WHAT IS BEING ASKED:
Spot every line with the word "this" and return it.

RECORDS SUPPLIED:
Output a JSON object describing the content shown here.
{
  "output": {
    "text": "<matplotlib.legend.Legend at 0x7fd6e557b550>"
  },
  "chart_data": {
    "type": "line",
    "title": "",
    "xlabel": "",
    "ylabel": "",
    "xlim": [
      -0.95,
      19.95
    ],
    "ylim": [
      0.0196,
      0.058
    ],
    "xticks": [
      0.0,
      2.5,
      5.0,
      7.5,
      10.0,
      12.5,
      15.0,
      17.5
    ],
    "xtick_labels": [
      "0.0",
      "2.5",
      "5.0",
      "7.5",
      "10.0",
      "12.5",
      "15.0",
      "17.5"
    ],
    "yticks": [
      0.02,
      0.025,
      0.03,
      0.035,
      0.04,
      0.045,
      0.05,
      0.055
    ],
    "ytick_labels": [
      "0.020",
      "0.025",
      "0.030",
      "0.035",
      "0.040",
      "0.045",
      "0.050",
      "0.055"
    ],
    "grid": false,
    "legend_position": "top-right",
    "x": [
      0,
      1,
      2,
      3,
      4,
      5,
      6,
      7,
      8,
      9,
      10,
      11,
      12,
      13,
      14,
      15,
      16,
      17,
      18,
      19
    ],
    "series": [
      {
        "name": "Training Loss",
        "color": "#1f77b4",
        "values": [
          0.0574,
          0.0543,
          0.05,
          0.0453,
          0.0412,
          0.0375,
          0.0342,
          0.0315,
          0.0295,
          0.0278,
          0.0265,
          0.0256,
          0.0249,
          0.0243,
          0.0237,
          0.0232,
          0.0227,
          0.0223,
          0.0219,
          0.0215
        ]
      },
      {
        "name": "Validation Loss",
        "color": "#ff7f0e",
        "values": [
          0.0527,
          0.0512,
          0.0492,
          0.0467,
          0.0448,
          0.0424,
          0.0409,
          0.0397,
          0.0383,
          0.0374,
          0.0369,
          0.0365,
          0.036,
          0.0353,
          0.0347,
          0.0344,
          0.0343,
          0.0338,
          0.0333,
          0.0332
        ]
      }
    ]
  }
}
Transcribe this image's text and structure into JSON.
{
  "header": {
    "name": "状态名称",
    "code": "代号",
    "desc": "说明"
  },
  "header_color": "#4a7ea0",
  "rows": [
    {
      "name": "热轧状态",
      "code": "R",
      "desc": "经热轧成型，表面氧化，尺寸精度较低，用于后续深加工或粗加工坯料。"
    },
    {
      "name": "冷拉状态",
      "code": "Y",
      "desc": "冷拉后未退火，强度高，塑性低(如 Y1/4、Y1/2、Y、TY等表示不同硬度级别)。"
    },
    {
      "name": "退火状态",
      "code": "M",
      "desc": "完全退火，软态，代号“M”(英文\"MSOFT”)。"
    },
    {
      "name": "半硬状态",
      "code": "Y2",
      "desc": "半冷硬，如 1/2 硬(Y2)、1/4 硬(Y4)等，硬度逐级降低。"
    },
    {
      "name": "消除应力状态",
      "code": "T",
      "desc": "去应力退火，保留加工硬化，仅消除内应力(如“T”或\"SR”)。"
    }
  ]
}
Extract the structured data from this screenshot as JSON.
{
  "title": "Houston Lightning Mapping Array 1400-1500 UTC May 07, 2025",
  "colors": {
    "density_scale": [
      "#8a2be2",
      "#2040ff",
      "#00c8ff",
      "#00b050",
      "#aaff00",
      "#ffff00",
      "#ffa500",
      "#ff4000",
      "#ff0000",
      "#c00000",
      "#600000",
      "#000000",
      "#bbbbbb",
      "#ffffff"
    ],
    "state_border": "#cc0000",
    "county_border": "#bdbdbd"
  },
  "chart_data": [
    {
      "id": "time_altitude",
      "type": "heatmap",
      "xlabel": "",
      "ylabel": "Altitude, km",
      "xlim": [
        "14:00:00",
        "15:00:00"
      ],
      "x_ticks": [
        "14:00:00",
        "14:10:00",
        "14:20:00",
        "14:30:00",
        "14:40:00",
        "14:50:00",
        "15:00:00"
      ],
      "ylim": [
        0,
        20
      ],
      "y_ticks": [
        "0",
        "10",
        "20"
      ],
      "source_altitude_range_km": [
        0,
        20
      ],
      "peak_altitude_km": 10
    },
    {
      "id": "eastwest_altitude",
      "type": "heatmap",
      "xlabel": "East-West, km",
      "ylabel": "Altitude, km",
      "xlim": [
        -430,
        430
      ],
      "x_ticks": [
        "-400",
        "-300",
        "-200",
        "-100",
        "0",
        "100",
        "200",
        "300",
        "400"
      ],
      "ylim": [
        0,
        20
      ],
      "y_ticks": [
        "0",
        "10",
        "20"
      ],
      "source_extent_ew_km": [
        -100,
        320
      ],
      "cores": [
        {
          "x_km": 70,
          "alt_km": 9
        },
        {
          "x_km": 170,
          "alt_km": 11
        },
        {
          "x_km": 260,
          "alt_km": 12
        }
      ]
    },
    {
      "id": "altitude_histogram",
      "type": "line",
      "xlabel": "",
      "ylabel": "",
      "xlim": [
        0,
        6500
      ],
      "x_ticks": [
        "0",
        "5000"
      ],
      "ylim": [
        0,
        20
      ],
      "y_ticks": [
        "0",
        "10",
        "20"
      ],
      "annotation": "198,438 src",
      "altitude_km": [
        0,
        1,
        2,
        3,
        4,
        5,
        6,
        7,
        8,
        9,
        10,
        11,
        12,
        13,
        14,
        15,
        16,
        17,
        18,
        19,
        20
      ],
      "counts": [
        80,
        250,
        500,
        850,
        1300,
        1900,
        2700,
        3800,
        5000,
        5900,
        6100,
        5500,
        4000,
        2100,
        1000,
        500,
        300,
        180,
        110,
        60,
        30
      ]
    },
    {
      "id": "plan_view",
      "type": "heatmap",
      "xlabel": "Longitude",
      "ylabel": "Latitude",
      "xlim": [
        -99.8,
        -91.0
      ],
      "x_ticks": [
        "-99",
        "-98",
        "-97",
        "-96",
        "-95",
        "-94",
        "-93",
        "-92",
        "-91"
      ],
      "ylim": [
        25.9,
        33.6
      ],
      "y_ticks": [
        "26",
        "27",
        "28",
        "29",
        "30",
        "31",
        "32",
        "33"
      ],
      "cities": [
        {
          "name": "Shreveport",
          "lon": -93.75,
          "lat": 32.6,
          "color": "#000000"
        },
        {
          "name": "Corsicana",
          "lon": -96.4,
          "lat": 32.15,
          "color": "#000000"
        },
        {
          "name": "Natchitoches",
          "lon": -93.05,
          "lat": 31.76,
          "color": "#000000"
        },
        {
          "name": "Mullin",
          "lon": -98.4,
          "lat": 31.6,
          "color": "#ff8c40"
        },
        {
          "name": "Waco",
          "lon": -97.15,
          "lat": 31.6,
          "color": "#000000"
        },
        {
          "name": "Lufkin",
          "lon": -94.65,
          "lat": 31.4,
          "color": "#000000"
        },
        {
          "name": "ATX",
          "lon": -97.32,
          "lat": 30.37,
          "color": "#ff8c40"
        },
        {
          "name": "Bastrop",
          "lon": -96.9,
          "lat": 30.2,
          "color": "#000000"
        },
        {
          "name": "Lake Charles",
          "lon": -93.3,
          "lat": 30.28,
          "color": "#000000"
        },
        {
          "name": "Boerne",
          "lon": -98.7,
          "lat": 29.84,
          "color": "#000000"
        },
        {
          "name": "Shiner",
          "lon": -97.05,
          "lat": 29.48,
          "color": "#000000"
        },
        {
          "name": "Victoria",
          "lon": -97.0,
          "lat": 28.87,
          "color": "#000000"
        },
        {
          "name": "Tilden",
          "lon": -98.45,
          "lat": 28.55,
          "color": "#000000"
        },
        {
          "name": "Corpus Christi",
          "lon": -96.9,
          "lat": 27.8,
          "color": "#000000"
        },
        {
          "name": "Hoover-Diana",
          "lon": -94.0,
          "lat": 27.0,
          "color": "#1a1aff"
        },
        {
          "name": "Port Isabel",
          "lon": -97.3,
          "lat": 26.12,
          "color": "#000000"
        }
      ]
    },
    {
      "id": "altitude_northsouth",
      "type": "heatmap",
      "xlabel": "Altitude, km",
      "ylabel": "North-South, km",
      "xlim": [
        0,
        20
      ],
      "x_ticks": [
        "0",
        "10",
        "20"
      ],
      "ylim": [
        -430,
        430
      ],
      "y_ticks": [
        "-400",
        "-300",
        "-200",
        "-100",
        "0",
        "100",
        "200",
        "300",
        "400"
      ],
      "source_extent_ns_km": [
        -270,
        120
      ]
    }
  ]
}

RESPONSE TO THE EXERCISE:
Transcribe this image's text and structure into JSON.
Extract the structured data from this screenshot as JSON.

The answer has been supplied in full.